- **Given exercise**:
Copy each of the entries below faithfully, setting aside any pictures.

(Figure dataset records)
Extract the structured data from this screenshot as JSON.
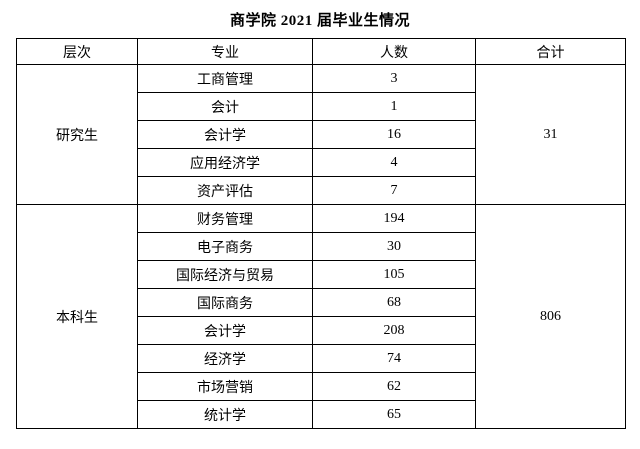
{
  "page": {
    "title": "商学院 2021 届毕业生情况"
  },
  "colors": {
    "background": "#ffffff",
    "text": "#000000",
    "border": "#000000"
  },
  "table": {
    "headers": [
      "层次",
      "专业",
      "人数",
      "合计"
    ],
    "sections": [
      {
        "level": "研究生",
        "total": "31",
        "rows": [
          {
            "major": "工商管理",
            "count": "3"
          },
          {
            "major": "会计",
            "count": "1"
          },
          {
            "major": "会计学",
            "count": "16"
          },
          {
            "major": "应用经济学",
            "count": "4"
          },
          {
            "major": "资产评估",
            "count": "7"
          }
        ]
      },
      {
        "level": "本科生",
        "total": "806",
        "rows": [
          {
            "major": "财务管理",
            "count": "194"
          },
          {
            "major": "电子商务",
            "count": "30"
          },
          {
            "major": "国际经济与贸易",
            "count": "105"
          },
          {
            "major": "国际商务",
            "count": "68"
          },
          {
            "major": "会计学",
            "count": "208"
          },
          {
            "major": "经济学",
            "count": "74"
          },
          {
            "major": "市场营销",
            "count": "62"
          },
          {
            "major": "统计学",
            "count": "65"
          }
        ]
      }
    ]
  }
}
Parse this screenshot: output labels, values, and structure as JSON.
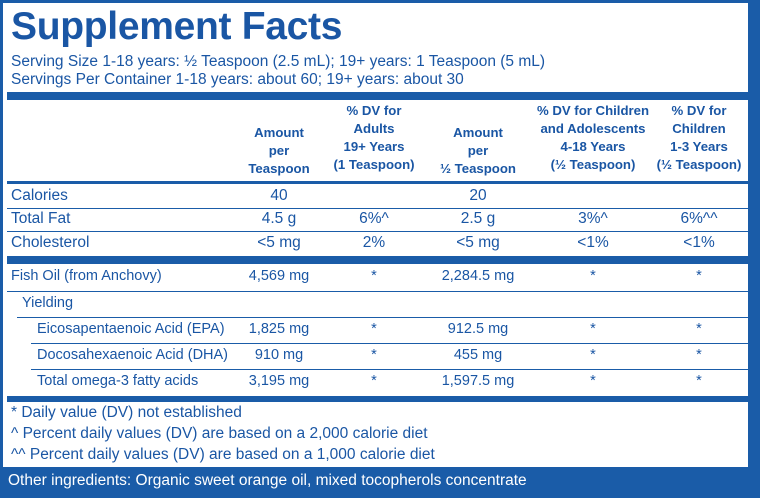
{
  "title": "Supplement Facts",
  "serving_size": "Serving Size 1-18 years: ½ Teaspoon (2.5 mL); 19+ years: 1 Teaspoon (5 mL)",
  "servings_per_container": "Servings Per Container 1-18 years: about 60; 19+ years: about 30",
  "columns": [
    {
      "lines": [
        "Amount",
        "per",
        "Teaspoon"
      ]
    },
    {
      "lines": [
        "% DV for",
        "Adults",
        "19+ Years",
        "(1 Teaspoon)"
      ]
    },
    {
      "lines": [
        "Amount",
        "per",
        "½ Teaspoon"
      ]
    },
    {
      "lines": [
        "% DV for Children",
        "and Adolescents",
        "4-18 Years",
        "(½ Teaspoon)"
      ]
    },
    {
      "lines": [
        "% DV for",
        "Children",
        "1-3 Years",
        "(½ Teaspoon)"
      ]
    }
  ],
  "rows": [
    {
      "label": "Calories",
      "values": [
        "40",
        "",
        "20",
        "",
        ""
      ]
    },
    {
      "label": "Total Fat",
      "values": [
        "4.5 g",
        "6%^",
        "2.5 g",
        "3%^",
        "6%^^"
      ]
    },
    {
      "label": "Cholesterol",
      "values": [
        "<5 mg",
        "2%",
        "<5 mg",
        "<1%",
        "<1%"
      ]
    },
    {
      "label": "Fish Oil (from Anchovy)",
      "values": [
        "4,569 mg",
        "*",
        "2,284.5 mg",
        "*",
        "*"
      ]
    },
    {
      "label": "Yielding",
      "values": [
        "",
        "",
        "",
        "",
        ""
      ]
    },
    {
      "label": "Eicosapentaenoic Acid (EPA)",
      "values": [
        "1,825 mg",
        "*",
        "912.5 mg",
        "*",
        "*"
      ]
    },
    {
      "label": "Docosahexaenoic Acid (DHA)",
      "values": [
        "910 mg",
        "*",
        "455 mg",
        "*",
        "*"
      ]
    },
    {
      "label": "Total omega-3 fatty acids",
      "values": [
        "3,195 mg",
        "*",
        "1,597.5 mg",
        "*",
        "*"
      ]
    }
  ],
  "footnotes": [
    "* Daily value (DV) not established",
    "^ Percent daily values (DV) are based on a 2,000 calorie diet",
    "^^ Percent daily values (DV) are based on a 1,000 calorie diet"
  ],
  "other_ingredients": "Other ingredients: Organic sweet orange oil, mixed tocopherols concentrate",
  "colors": {
    "brand_blue": "#1a56a4",
    "background": "#ffffff"
  }
}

- **Result of the exercise**:
Extract the structured data from this screenshot as JSON.
{
  "page": {
    "title": "商学院 2021 届毕业生情况"
  },
  "colors": {
    "background": "#ffffff",
    "text": "#000000",
    "border": "#000000"
  },
  "table": {
    "headers": [
      "层次",
      "专业",
      "人数",
      "合计"
    ],
    "sections": [
      {
        "level": "研究生",
        "total": "31",
        "rows": [
          {
            "major": "工商管理",
            "count": "3"
          },
          {
            "major": "会计",
            "count": "1"
          },
          {
            "major": "会计学",
            "count": "16"
          },
          {
            "major": "应用经济学",
            "count": "4"
          },
          {
            "major": "资产评估",
            "count": "7"
          }
        ]
      },
      {
        "level": "本科生",
        "total": "806",
        "rows": [
          {
            "major": "财务管理",
            "count": "194"
          },
          {
            "major": "电子商务",
            "count": "30"
          },
          {
            "major": "国际经济与贸易",
            "count": "105"
          },
          {
            "major": "国际商务",
            "count": "68"
          },
          {
            "major": "会计学",
            "count": "208"
          },
          {
            "major": "经济学",
            "count": "74"
          },
          {
            "major": "市场营销",
            "count": "62"
          },
          {
            "major": "统计学",
            "count": "65"
          }
        ]
      }
    ]
  }
}
Parse this screenshot: output labels, values, and structure as JSON.
{
  "title": "Supplement Facts",
  "serving_size": "Serving Size 1-18 years: ½ Teaspoon (2.5 mL); 19+ years: 1 Teaspoon (5 mL)",
  "servings_per_container": "Servings Per Container 1-18 years: about 60; 19+ years: about 30",
  "columns": [
    {
      "lines": [
        "Amount",
        "per",
        "Teaspoon"
      ]
    },
    {
      "lines": [
        "% DV for",
        "Adults",
        "19+ Years",
        "(1 Teaspoon)"
      ]
    },
    {
      "lines": [
        "Amount",
        "per",
        "½ Teaspoon"
      ]
    },
    {
      "lines": [
        "% DV for Children",
        "and Adolescents",
        "4-18 Years",
        "(½ Teaspoon)"
      ]
    },
    {
      "lines": [
        "% DV for",
        "Children",
        "1-3 Years",
        "(½ Teaspoon)"
      ]
    }
  ],
  "rows": [
    {
      "label": "Calories",
      "values": [
        "40",
        "",
        "20",
        "",
        ""
      ]
    },
    {
      "label": "Total Fat",
      "values": [
        "4.5 g",
        "6%^",
        "2.5 g",
        "3%^",
        "6%^^"
      ]
    },
    {
      "label": "Cholesterol",
      "values": [
        "<5 mg",
        "2%",
        "<5 mg",
        "<1%",
        "<1%"
      ]
    },
    {
      "label": "Fish Oil (from Anchovy)",
      "values": [
        "4,569 mg",
        "*",
        "2,284.5 mg",
        "*",
        "*"
      ]
    },
    {
      "label": "Yielding",
      "values": [
        "",
        "",
        "",
        "",
        ""
      ]
    },
    {
      "label": "Eicosapentaenoic Acid (EPA)",
      "values": [
        "1,825 mg",
        "*",
        "912.5 mg",
        "*",
        "*"
      ]
    },
    {
      "label": "Docosahexaenoic Acid (DHA)",
      "values": [
        "910 mg",
        "*",
        "455 mg",
        "*",
        "*"
      ]
    },
    {
      "label": "Total omega-3 fatty acids",
      "values": [
        "3,195 mg",
        "*",
        "1,597.5 mg",
        "*",
        "*"
      ]
    }
  ],
  "footnotes": [
    "* Daily value (DV) not established",
    "^ Percent daily values (DV) are based on a 2,000 calorie diet",
    "^^ Percent daily values (DV) are based on a 1,000 calorie diet"
  ],
  "other_ingredients": "Other ingredients: Organic sweet orange oil, mixed tocopherols concentrate",
  "colors": {
    "brand_blue": "#1a56a4",
    "background": "#ffffff"
  }
}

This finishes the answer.